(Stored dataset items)
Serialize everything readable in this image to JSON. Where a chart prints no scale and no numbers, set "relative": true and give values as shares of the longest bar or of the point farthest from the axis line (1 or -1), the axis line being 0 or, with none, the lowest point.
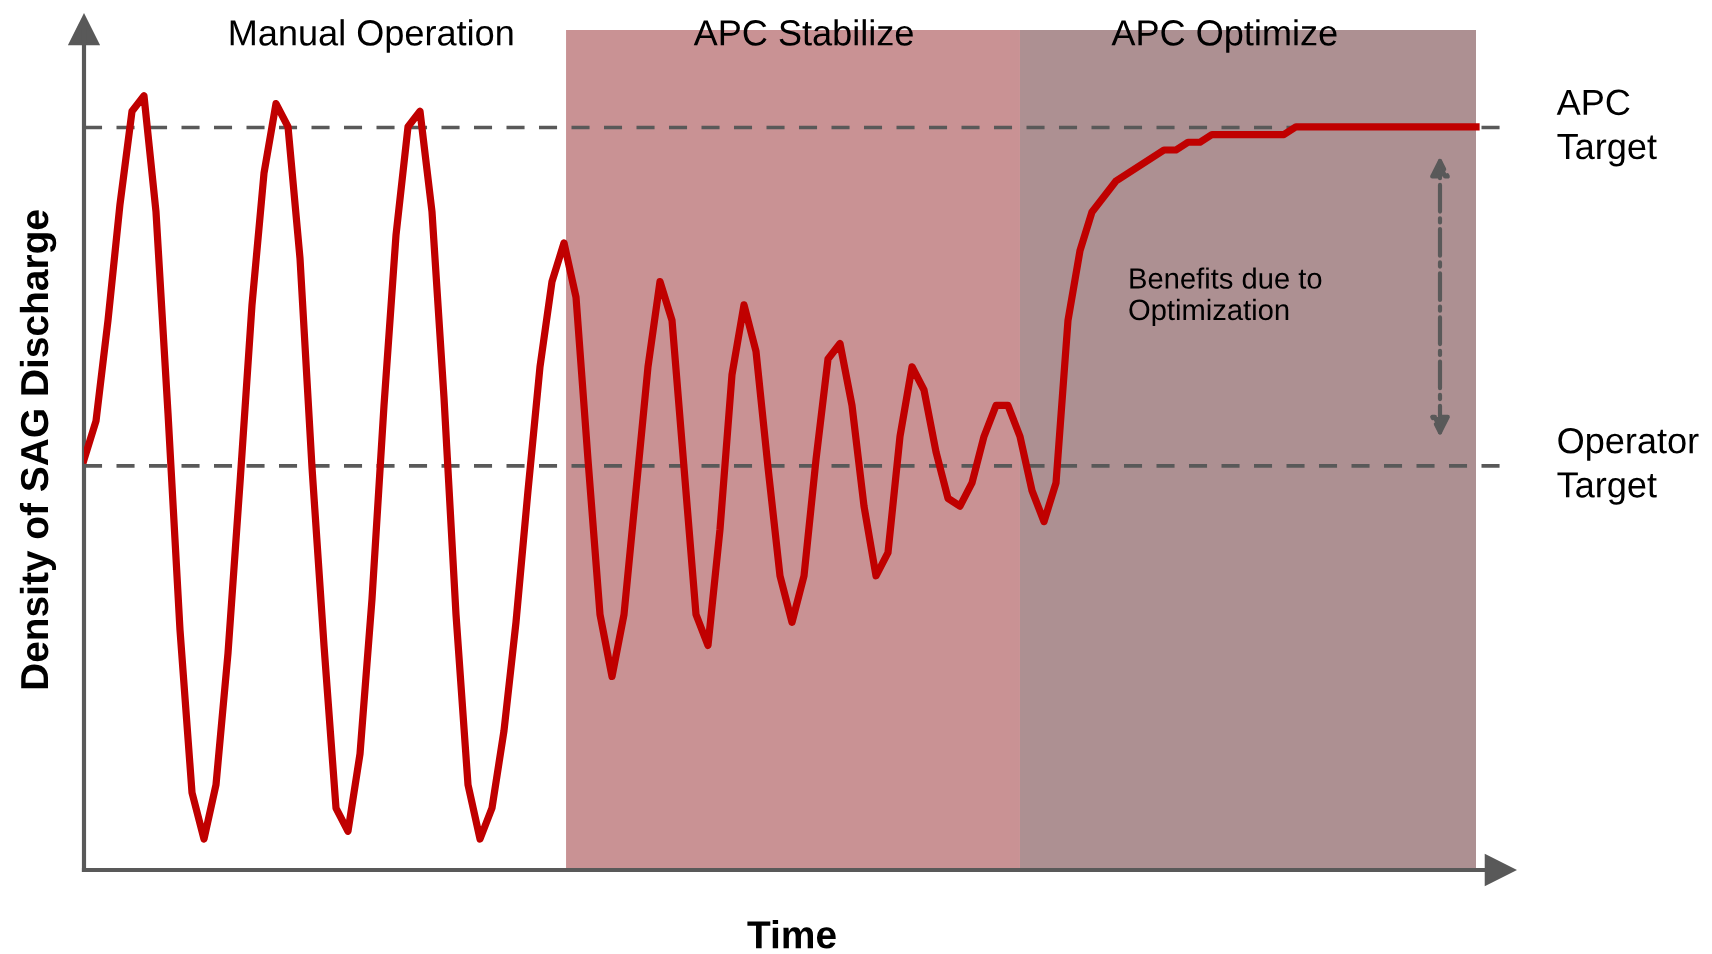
{
  "chart_data": {
    "type": "line",
    "relative": true,
    "xlabel": "Time",
    "ylabel": "Density of SAG Discharge",
    "categories": [
      null,
      null,
      null,
      null,
      null,
      null,
      null,
      null,
      null,
      null,
      null,
      null,
      null,
      null,
      null,
      null,
      null,
      null,
      null,
      null,
      null,
      null,
      null,
      null,
      null,
      null,
      null,
      null,
      null,
      null,
      null,
      null,
      null,
      null,
      null,
      null,
      null,
      null,
      null,
      null,
      null,
      null,
      null,
      null,
      null,
      null,
      null,
      null,
      null,
      null,
      null,
      null,
      null,
      null,
      null,
      null,
      null,
      null,
      null,
      null,
      null,
      null,
      null,
      null,
      null,
      null,
      null,
      null,
      null,
      null,
      null,
      null,
      null,
      null,
      null,
      null,
      null,
      null,
      null,
      null,
      null,
      null,
      null,
      null,
      null,
      null,
      null,
      null,
      null,
      null,
      null,
      null,
      null,
      null,
      null,
      null,
      null,
      null,
      null,
      null,
      null,
      null,
      null,
      null,
      null,
      null,
      null,
      null,
      null,
      null,
      null,
      null,
      null,
      null,
      null,
      null,
      null
    ],
    "series": [
      {
        "color": "#c00000",
        "values": [
          0.53,
          0.58,
          0.71,
          0.86,
          0.98,
          1.0,
          0.85,
          0.59,
          0.31,
          0.1,
          0.04,
          0.11,
          0.28,
          0.5,
          0.73,
          0.9,
          0.99,
          0.96,
          0.79,
          0.52,
          0.29,
          0.08,
          0.05,
          0.15,
          0.35,
          0.6,
          0.82,
          0.96,
          0.98,
          0.85,
          0.61,
          0.33,
          0.11,
          0.04,
          0.08,
          0.18,
          0.32,
          0.49,
          0.65,
          0.76,
          0.81,
          0.74,
          0.53,
          0.33,
          0.25,
          0.33,
          0.49,
          0.65,
          0.76,
          0.71,
          0.52,
          0.33,
          0.29,
          0.44,
          0.64,
          0.73,
          0.67,
          0.52,
          0.38,
          0.32,
          0.38,
          0.53,
          0.66,
          0.68,
          0.6,
          0.47,
          0.38,
          0.41,
          0.56,
          0.65,
          0.62,
          0.54,
          0.48,
          0.47,
          0.5,
          0.56,
          0.6,
          0.6,
          0.56,
          0.49,
          0.45,
          0.5,
          0.71,
          0.8,
          0.85,
          0.87,
          0.89,
          0.9,
          0.91,
          0.92,
          0.93,
          0.93,
          0.94,
          0.94,
          0.95,
          0.95,
          0.95,
          0.95,
          0.95,
          0.95,
          0.95,
          0.96,
          0.96,
          0.96,
          0.96,
          0.96,
          0.96,
          0.96,
          0.96,
          0.96,
          0.96,
          0.96,
          0.96,
          0.96,
          0.96,
          0.96,
          0.96
        ]
      }
    ],
    "ref_lines": [
      {
        "axis": "y",
        "value": 0.522,
        "label": "Operator\nTarget",
        "color": "#595959",
        "line_style": "dashed"
      },
      {
        "axis": "y",
        "value": 0.959,
        "label": "APC\nTarget",
        "color": "#595959",
        "line_style": "dashed"
      }
    ],
    "annotations": [
      "Manual Operation",
      "Benefits due to\nOptimization",
      "APC Stabilize",
      "APC Optimize"
    ],
    "legend": false,
    "marker": "none",
    "line_style": "solid"
  }
}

## Problem to solve
Show, from the listing above, each line that contains the word "nTarget".

## Result for this task
        "label": "Operator\nTarget",
        "label": "APC\nTarget",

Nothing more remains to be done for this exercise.